Your task: Select the lines of the records containing the word "right" and list them.

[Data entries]
□ □ □ □
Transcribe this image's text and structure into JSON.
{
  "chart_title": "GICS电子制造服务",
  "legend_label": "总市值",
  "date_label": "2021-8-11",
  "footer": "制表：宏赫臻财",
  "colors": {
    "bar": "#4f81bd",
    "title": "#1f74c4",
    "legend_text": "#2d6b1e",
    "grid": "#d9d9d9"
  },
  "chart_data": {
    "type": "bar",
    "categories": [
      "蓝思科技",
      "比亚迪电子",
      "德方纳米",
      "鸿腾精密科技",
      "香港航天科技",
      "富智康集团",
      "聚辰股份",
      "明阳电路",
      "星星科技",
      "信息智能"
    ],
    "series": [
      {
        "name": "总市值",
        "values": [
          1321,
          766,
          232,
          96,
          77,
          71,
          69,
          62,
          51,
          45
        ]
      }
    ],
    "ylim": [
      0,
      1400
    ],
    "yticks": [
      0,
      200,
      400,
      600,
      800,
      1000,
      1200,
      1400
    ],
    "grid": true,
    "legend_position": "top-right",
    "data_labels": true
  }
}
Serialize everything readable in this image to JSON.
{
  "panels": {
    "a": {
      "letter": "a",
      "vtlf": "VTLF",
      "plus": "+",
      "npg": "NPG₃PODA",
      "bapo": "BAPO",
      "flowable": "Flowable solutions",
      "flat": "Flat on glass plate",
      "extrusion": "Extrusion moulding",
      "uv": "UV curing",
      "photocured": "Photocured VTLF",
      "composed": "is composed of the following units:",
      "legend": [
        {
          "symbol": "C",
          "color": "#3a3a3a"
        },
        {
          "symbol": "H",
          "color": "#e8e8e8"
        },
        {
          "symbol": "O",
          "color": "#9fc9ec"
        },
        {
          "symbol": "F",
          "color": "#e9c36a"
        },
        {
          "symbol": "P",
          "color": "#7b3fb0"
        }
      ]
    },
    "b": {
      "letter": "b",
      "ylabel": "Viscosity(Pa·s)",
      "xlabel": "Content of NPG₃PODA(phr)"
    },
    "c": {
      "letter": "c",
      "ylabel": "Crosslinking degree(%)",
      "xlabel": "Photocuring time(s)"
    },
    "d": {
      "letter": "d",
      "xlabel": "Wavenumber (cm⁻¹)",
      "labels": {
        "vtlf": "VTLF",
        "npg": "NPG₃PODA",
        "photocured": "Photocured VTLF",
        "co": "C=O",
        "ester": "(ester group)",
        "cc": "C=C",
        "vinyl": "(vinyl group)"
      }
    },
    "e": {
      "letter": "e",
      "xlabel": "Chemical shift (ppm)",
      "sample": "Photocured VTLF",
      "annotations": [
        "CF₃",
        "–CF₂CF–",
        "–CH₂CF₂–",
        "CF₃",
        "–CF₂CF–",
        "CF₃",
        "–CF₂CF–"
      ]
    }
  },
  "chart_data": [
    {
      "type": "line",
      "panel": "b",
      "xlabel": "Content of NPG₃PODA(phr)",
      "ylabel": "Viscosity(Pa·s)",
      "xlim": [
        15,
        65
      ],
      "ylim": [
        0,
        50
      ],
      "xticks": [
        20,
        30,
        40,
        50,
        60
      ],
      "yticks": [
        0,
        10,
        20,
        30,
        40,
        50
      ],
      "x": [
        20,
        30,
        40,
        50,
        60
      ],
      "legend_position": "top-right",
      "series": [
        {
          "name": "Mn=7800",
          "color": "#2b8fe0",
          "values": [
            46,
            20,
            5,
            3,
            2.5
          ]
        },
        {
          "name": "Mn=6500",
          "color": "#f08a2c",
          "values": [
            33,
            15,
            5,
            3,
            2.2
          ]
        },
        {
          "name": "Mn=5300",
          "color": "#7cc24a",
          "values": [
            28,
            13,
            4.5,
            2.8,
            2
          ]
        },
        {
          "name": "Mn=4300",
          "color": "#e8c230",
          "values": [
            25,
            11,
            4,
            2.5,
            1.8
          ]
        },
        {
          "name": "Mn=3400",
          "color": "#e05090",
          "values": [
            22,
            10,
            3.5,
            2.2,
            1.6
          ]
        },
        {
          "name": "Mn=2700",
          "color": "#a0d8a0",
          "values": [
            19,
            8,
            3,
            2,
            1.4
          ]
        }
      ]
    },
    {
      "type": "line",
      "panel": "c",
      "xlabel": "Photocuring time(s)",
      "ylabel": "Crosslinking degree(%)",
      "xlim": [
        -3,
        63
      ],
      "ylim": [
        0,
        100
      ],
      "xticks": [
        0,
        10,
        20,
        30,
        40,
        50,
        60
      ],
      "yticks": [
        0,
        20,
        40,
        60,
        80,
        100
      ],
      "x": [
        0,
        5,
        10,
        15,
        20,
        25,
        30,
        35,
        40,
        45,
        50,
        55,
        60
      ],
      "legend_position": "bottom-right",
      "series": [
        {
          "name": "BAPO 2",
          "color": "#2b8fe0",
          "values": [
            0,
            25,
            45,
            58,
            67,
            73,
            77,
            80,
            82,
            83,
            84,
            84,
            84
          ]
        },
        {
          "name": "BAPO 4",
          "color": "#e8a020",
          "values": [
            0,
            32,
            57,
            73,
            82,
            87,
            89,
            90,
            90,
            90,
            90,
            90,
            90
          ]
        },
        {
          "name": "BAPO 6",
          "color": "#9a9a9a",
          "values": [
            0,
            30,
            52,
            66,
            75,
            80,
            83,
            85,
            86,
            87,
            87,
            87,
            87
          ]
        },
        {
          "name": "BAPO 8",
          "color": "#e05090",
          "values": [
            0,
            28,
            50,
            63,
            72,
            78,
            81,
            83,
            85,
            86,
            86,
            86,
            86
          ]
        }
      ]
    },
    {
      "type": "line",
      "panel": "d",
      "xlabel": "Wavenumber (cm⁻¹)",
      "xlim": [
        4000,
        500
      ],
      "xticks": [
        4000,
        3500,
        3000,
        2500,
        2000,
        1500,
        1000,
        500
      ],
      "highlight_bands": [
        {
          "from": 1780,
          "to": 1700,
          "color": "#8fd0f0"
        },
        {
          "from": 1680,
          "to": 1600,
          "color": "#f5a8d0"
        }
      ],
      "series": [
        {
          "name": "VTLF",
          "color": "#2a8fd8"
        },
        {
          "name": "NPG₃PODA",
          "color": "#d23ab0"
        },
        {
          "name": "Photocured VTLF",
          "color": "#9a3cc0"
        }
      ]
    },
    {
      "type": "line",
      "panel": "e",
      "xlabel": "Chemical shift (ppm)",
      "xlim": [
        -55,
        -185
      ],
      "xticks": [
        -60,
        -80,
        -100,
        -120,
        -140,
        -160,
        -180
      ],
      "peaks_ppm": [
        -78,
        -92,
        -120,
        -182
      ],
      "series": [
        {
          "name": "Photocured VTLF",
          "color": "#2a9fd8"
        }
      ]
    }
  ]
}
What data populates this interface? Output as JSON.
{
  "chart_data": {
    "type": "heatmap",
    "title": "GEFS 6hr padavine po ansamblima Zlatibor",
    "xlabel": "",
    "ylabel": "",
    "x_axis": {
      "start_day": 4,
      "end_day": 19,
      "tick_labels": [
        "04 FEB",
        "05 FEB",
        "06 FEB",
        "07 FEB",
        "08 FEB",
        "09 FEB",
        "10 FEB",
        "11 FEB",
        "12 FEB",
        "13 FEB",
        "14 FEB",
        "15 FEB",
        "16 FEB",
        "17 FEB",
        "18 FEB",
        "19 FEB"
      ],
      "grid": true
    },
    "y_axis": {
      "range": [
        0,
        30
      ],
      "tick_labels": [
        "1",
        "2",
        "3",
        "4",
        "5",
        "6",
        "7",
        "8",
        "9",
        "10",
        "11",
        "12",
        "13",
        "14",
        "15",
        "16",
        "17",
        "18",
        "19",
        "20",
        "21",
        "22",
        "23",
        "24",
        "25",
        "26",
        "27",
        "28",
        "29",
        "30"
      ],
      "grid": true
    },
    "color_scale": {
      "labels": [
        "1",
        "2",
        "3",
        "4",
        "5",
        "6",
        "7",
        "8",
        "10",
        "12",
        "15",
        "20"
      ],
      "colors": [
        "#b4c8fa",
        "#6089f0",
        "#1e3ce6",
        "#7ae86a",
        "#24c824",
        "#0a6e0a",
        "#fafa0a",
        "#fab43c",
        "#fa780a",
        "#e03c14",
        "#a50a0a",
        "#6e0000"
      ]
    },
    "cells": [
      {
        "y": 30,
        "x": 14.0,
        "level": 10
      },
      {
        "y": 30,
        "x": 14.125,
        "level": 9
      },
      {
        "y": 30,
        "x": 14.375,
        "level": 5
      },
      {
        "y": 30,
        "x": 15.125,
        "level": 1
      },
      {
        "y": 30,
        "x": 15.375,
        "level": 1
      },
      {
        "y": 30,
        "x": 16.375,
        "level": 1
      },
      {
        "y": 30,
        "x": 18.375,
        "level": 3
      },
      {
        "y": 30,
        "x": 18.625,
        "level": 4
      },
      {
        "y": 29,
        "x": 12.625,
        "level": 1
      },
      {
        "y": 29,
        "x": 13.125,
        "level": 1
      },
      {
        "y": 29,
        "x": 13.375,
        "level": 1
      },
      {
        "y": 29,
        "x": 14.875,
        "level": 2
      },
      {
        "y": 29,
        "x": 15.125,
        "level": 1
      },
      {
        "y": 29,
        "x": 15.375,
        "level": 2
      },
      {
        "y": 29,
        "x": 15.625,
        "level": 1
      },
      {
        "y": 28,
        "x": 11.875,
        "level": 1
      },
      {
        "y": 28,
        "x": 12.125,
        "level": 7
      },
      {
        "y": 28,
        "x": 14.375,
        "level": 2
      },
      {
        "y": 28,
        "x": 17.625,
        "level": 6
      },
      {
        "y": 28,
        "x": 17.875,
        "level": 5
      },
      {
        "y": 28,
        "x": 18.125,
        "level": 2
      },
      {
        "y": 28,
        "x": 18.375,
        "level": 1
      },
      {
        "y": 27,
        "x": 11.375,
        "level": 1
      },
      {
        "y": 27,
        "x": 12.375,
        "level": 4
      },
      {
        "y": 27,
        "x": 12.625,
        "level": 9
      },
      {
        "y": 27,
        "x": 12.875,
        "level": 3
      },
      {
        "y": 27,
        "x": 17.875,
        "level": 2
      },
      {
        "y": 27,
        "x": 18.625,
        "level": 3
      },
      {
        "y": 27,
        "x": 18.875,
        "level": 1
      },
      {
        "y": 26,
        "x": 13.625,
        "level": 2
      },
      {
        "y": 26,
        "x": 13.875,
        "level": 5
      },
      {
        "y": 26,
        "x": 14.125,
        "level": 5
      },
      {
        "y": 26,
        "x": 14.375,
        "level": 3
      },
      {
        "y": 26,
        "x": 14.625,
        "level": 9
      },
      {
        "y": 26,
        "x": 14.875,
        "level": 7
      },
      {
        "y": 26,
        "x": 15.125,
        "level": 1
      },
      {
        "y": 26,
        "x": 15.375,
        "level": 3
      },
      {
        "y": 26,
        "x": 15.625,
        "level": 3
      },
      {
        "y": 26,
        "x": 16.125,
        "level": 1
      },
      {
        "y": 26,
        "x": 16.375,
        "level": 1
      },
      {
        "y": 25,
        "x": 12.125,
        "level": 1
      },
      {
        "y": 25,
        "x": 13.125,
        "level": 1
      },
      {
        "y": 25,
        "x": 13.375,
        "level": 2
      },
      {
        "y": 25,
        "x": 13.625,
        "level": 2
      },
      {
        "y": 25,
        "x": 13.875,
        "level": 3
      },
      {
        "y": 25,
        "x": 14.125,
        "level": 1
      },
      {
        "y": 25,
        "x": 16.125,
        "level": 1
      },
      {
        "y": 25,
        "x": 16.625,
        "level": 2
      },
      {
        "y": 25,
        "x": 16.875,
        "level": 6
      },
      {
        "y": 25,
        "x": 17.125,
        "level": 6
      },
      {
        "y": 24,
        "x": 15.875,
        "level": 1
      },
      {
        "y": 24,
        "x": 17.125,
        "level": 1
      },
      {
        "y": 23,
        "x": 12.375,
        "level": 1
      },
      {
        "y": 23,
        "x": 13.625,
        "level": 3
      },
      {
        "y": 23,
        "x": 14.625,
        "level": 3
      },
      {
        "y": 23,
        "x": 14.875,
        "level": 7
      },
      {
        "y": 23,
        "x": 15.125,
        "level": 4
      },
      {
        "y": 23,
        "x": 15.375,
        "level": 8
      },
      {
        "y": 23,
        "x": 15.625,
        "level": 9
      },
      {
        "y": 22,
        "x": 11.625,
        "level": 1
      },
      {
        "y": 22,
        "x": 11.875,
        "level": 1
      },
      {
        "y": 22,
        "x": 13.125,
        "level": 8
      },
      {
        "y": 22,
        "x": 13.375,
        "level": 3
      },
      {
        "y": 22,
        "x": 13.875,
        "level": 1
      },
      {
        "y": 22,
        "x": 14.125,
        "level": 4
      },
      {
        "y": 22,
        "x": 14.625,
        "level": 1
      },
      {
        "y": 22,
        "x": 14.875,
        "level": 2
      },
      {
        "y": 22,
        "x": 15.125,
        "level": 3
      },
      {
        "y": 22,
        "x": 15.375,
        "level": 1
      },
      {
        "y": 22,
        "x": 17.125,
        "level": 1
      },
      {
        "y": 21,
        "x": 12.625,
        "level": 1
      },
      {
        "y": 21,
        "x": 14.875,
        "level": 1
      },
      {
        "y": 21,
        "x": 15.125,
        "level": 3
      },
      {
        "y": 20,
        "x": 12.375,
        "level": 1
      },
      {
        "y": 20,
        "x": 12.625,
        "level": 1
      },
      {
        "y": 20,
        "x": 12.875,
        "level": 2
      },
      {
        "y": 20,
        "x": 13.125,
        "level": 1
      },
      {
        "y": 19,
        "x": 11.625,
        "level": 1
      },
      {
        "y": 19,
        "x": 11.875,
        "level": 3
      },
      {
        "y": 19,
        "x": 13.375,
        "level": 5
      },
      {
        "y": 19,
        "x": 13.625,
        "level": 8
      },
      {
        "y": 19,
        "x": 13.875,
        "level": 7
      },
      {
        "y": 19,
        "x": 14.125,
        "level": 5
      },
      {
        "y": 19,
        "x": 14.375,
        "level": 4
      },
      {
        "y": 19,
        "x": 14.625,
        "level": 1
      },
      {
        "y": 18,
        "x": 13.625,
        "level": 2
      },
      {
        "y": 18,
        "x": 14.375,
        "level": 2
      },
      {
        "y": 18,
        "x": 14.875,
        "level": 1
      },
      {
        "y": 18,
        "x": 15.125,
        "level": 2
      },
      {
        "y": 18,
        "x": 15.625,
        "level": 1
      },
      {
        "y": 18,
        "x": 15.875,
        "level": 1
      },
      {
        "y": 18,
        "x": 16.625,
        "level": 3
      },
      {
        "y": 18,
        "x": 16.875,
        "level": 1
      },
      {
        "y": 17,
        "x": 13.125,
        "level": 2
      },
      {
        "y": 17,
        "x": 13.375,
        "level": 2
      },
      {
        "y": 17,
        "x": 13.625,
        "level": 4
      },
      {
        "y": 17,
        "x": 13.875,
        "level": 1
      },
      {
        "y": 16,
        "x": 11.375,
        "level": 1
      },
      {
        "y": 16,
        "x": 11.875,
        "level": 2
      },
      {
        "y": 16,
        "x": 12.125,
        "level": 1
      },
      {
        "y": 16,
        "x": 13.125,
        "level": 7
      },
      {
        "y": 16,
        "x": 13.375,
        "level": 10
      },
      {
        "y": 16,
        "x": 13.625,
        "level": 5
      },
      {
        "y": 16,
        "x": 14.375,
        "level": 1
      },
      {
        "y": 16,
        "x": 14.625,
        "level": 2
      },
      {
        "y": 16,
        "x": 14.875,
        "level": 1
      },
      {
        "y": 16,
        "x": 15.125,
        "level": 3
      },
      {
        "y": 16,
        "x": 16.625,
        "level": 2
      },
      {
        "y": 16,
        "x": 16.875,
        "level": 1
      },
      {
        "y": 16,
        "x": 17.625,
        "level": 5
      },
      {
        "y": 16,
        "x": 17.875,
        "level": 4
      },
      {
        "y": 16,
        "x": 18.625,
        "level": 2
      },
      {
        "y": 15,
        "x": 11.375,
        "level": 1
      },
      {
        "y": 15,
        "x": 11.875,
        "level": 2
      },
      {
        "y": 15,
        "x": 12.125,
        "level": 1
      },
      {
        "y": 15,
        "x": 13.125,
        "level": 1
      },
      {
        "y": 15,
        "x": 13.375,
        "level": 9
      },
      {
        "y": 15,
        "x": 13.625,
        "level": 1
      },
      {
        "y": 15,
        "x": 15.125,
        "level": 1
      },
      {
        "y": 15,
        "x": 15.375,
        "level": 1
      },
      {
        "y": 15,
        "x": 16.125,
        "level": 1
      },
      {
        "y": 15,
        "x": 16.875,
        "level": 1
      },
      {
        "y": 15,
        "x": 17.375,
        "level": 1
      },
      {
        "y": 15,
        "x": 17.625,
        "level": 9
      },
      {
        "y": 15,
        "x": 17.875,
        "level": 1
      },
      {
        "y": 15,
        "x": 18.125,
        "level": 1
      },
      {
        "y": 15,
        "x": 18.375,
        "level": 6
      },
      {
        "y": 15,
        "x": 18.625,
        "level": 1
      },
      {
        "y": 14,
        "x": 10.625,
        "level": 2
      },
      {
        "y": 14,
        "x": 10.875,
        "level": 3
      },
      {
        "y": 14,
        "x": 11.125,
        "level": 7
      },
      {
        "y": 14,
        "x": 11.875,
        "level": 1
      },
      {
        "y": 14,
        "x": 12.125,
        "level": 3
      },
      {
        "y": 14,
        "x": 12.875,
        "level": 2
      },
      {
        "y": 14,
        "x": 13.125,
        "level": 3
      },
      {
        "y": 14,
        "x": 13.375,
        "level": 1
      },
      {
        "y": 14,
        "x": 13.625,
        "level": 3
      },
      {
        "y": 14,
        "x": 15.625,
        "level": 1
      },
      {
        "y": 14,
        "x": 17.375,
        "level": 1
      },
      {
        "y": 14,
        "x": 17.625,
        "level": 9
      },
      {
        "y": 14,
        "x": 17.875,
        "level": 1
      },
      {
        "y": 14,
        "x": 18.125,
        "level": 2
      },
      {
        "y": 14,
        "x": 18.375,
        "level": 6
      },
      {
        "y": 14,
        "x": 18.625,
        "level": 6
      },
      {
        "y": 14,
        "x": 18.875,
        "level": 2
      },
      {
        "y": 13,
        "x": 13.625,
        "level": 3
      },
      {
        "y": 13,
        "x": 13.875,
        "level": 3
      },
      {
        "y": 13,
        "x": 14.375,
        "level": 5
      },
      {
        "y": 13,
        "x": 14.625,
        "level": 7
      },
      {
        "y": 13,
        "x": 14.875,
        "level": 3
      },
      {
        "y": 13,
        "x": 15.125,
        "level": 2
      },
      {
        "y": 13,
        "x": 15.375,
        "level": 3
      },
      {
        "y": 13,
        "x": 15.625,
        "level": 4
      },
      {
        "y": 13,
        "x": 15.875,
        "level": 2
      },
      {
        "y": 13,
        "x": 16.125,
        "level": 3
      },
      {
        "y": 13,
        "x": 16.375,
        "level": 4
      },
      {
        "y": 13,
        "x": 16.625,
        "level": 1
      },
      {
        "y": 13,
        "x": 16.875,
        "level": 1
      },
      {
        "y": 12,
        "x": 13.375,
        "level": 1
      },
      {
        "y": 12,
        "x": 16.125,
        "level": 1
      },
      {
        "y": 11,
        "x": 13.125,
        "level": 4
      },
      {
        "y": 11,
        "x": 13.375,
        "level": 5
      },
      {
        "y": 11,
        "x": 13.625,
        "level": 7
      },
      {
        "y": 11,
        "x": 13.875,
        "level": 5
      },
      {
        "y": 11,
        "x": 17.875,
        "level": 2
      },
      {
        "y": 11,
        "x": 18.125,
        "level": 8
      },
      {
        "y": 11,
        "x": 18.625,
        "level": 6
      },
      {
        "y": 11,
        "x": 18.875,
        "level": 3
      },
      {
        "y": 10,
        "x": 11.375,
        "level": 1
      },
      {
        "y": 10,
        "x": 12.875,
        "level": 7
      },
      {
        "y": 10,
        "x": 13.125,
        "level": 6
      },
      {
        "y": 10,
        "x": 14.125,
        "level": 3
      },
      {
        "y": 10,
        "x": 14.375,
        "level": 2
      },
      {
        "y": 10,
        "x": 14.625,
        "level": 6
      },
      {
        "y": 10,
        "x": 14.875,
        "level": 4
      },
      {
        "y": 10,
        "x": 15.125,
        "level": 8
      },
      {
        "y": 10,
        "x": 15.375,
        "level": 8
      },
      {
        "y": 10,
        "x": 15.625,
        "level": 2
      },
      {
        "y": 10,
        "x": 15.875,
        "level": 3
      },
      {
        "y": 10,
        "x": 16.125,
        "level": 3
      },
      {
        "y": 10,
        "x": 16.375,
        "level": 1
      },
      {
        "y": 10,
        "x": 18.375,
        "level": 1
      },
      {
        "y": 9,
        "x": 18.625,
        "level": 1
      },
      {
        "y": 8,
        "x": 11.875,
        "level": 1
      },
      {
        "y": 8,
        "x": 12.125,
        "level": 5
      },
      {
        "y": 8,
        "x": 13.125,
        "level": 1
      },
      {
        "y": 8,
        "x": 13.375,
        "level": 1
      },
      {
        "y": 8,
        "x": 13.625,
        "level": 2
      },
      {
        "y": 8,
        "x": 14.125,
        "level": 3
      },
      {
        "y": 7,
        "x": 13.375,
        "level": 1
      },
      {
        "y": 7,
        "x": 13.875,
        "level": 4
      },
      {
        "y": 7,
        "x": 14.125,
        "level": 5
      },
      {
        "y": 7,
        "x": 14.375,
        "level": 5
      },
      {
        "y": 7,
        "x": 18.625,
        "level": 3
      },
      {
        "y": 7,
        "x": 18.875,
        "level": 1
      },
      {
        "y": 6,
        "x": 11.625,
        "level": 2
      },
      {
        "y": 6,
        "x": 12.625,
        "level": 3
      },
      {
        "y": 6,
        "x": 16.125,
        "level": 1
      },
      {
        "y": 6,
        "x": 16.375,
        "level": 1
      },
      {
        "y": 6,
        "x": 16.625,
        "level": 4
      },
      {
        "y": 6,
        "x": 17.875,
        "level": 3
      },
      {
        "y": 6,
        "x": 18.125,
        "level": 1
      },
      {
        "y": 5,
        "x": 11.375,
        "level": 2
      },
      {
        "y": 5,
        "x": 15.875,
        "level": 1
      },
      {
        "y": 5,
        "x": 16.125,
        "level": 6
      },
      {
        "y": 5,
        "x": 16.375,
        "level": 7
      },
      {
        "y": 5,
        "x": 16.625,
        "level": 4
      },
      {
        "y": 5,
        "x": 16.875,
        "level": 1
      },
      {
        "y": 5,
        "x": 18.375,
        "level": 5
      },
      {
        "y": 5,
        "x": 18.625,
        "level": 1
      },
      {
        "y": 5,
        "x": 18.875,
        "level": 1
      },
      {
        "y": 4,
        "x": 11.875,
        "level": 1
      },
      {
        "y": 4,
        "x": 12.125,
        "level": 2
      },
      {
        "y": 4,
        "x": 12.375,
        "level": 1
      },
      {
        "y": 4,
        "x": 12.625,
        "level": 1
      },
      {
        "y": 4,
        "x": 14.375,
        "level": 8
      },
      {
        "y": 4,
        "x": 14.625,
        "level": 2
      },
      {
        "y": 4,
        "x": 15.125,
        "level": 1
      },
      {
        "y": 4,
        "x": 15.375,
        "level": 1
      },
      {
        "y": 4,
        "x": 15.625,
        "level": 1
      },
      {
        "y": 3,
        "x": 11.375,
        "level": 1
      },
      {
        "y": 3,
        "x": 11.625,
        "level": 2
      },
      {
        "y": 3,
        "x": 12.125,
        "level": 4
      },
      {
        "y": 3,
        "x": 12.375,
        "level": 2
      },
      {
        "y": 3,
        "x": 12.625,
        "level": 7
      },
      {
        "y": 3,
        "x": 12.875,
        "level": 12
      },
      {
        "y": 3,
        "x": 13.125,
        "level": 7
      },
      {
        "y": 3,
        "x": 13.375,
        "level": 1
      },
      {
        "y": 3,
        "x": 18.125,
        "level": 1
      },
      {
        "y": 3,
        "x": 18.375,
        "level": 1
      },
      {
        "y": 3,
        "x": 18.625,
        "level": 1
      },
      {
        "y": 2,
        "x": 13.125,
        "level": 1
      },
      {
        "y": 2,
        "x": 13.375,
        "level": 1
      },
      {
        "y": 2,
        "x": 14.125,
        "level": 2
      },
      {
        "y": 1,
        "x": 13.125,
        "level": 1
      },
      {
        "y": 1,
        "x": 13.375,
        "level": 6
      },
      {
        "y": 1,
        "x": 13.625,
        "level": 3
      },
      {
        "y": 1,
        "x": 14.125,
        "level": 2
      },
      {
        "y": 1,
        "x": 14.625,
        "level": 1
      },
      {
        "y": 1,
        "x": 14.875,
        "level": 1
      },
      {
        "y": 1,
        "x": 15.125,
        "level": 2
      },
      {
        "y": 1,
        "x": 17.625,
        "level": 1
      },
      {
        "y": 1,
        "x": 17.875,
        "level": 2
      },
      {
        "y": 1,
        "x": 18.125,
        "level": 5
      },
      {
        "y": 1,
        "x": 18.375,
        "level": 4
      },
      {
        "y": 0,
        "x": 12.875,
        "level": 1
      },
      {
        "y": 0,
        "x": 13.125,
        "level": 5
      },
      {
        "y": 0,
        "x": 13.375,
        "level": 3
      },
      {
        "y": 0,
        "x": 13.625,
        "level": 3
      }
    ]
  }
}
□ □ □ □
Answer to the exercise:
    "legend_position": "top-right",
      "legend_position": "top-right",
      "legend_position": "bottom-right",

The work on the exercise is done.